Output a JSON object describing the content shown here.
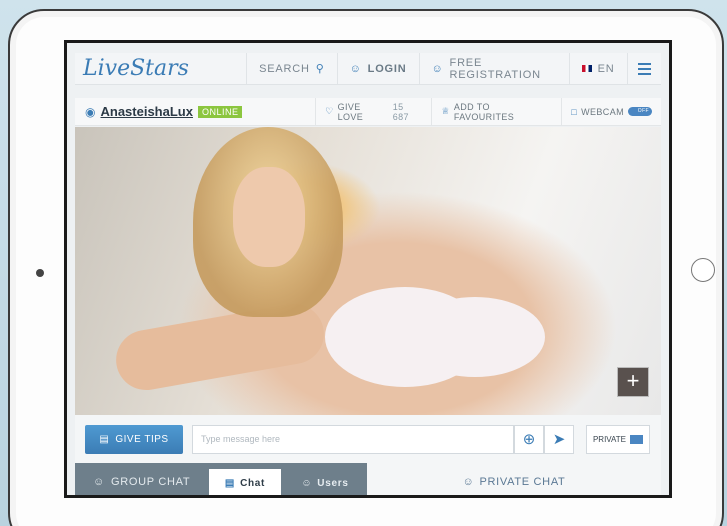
{
  "nav": {
    "logo": "LiveStars",
    "search": "SEARCH",
    "login": "LOGIN",
    "registration": "FREE REGISTRATION",
    "language": "EN"
  },
  "user": {
    "name": "AnasteishaLux",
    "status": "ONLINE",
    "give_love": "GIVE LOVE",
    "love_count": "15 687",
    "favourites": "ADD TO FAVOURITES",
    "webcam": "WEBCAM",
    "webcam_toggle": "OFF"
  },
  "message": {
    "tips": "GIVE TIPS",
    "placeholder": "Type message here",
    "private": "PRIVATE"
  },
  "tabs": {
    "group_chat": "GROUP CHAT",
    "chat": "Chat",
    "users": "Users",
    "private_chat": "PRIVATE CHAT"
  },
  "colors": {
    "accent": "#3b7cb5",
    "online": "#8cc63f",
    "group_bg": "#6e7f8b"
  }
}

========================================================================

**THE REQUEST**
Repeat the listing verbatim. Skip the pictures.

**RESPONSE BELOW**
Output a JSON object describing the content shown here.
{
  "nav": {
    "logo": "LiveStars",
    "search": "SEARCH",
    "login": "LOGIN",
    "registration": "FREE REGISTRATION",
    "language": "EN"
  },
  "user": {
    "name": "AnasteishaLux",
    "status": "ONLINE",
    "give_love": "GIVE LOVE",
    "love_count": "15 687",
    "favourites": "ADD TO FAVOURITES",
    "webcam": "WEBCAM",
    "webcam_toggle": "OFF"
  },
  "message": {
    "tips": "GIVE TIPS",
    "placeholder": "Type message here",
    "private": "PRIVATE"
  },
  "tabs": {
    "group_chat": "GROUP CHAT",
    "chat": "Chat",
    "users": "Users",
    "private_chat": "PRIVATE CHAT"
  },
  "colors": {
    "accent": "#3b7cb5",
    "online": "#8cc63f",
    "group_bg": "#6e7f8b"
  }
}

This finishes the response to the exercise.